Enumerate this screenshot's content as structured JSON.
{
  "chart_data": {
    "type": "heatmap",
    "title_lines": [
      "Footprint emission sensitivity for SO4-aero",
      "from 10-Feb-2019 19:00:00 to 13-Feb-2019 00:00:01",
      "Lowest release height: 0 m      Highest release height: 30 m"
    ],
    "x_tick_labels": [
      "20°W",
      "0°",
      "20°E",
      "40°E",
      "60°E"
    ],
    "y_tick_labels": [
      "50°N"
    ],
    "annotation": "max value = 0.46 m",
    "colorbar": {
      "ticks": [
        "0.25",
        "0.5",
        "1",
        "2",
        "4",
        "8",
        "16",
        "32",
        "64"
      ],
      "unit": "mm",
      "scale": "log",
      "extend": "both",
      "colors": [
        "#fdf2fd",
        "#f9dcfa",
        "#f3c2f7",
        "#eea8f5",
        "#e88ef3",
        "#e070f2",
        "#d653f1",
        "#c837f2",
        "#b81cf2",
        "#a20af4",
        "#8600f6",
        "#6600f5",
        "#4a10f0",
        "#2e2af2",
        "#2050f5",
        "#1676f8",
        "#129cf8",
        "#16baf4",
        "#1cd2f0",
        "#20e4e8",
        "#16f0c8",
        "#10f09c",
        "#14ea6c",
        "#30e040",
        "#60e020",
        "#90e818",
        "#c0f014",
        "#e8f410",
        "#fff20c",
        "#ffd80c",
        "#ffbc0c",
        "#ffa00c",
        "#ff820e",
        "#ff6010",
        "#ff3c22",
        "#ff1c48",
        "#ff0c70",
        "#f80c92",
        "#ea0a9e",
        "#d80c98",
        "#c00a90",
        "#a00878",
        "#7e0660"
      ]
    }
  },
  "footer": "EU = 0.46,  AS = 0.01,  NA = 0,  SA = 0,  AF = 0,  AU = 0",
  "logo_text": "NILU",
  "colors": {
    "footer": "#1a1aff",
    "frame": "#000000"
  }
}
* * *
Work required:
Select, from the listing, all lines that include the word "footer".

Task output:
  "footer": "EU = 0.46,  AS = 0.01,  NA = 0,  SA = 0,  AF = 0,  AU = 0",
    "footer": "#1a1aff",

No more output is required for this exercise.